"""
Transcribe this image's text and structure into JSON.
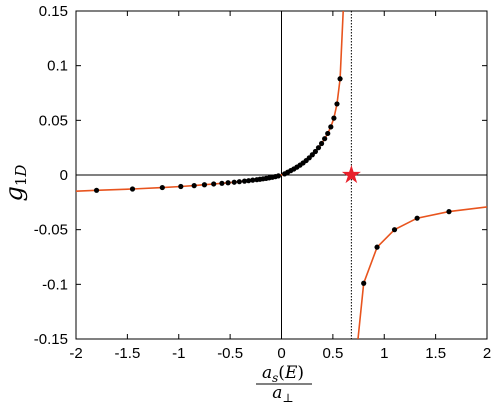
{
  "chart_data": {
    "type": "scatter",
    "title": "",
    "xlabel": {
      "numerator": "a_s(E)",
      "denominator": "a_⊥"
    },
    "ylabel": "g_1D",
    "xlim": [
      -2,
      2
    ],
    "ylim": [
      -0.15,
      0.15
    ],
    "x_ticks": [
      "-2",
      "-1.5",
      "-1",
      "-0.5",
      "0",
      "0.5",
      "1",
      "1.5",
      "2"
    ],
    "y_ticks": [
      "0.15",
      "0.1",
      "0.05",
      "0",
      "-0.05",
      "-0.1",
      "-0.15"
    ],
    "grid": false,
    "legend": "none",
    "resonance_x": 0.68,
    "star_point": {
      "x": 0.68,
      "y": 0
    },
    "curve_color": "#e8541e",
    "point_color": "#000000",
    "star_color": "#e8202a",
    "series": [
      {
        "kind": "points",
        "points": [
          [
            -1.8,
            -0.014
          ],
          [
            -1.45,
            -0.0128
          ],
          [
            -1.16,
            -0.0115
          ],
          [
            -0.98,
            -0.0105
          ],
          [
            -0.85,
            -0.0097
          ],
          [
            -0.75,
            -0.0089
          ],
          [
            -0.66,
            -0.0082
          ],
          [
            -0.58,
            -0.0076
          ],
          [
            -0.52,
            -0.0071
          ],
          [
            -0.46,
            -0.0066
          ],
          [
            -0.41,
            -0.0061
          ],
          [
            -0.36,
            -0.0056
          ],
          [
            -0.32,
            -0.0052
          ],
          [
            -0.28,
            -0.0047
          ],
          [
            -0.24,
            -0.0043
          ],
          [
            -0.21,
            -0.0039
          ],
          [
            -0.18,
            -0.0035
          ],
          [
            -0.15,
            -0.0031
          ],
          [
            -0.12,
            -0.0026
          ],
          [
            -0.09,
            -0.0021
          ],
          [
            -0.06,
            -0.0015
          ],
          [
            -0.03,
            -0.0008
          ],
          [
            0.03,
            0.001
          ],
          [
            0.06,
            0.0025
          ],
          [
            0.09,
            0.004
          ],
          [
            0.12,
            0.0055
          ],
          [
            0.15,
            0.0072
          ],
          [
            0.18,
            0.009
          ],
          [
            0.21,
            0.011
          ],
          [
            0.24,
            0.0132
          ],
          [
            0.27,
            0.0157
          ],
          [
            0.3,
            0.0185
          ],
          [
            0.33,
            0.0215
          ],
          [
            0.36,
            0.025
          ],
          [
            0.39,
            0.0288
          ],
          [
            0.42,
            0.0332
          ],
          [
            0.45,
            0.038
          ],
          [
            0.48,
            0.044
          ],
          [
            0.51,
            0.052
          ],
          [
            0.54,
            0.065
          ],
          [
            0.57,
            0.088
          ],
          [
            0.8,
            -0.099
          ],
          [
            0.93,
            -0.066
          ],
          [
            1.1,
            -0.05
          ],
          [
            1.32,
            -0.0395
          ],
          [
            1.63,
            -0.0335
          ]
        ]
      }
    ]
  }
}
"""
"""
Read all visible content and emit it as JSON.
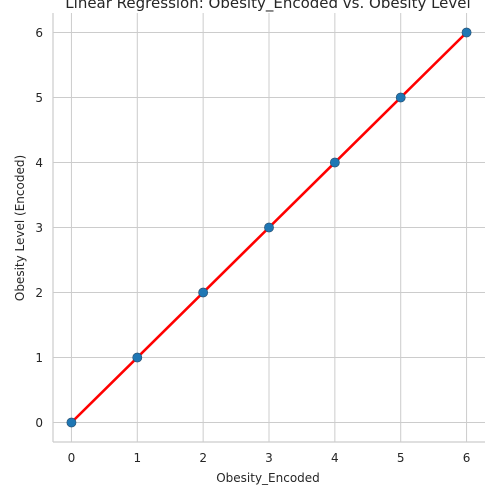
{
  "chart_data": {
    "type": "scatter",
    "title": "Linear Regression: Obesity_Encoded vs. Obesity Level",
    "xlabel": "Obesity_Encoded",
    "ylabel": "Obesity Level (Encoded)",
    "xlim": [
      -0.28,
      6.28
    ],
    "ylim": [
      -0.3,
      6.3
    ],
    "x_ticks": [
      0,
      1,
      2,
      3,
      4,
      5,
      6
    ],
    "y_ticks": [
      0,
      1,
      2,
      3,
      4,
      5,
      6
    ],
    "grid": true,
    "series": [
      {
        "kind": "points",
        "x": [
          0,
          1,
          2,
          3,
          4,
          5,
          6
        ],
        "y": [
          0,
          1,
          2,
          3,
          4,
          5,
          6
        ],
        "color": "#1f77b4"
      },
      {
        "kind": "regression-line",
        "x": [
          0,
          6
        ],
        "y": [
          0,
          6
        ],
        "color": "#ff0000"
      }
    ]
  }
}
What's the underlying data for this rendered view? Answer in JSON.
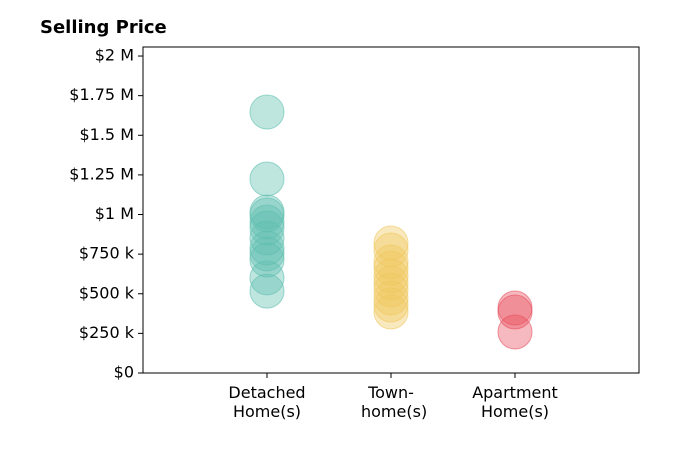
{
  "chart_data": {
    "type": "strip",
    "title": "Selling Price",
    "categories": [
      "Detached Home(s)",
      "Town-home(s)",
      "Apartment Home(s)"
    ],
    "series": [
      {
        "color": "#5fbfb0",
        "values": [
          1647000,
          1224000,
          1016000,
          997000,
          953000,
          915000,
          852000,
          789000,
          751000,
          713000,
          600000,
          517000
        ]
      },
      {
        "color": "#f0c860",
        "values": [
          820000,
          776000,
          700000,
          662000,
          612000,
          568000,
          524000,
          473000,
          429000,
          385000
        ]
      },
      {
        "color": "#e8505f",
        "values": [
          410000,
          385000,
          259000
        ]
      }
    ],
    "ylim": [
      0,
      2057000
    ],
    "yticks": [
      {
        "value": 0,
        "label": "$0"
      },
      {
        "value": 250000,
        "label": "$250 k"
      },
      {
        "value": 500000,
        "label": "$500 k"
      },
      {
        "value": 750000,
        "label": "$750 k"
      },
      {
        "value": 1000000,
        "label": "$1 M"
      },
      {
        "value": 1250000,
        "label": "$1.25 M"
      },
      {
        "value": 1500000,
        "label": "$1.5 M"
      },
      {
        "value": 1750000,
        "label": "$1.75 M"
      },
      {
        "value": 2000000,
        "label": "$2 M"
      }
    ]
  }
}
"""
REQUIREMENTS — Copy each line of the listing in which the word "title" can be found.

RESPONSE —
    "title": "",
    "title": "Linear Regression: Obesity_Encoded vs. Obesity Level",
    "title": "Selling Price",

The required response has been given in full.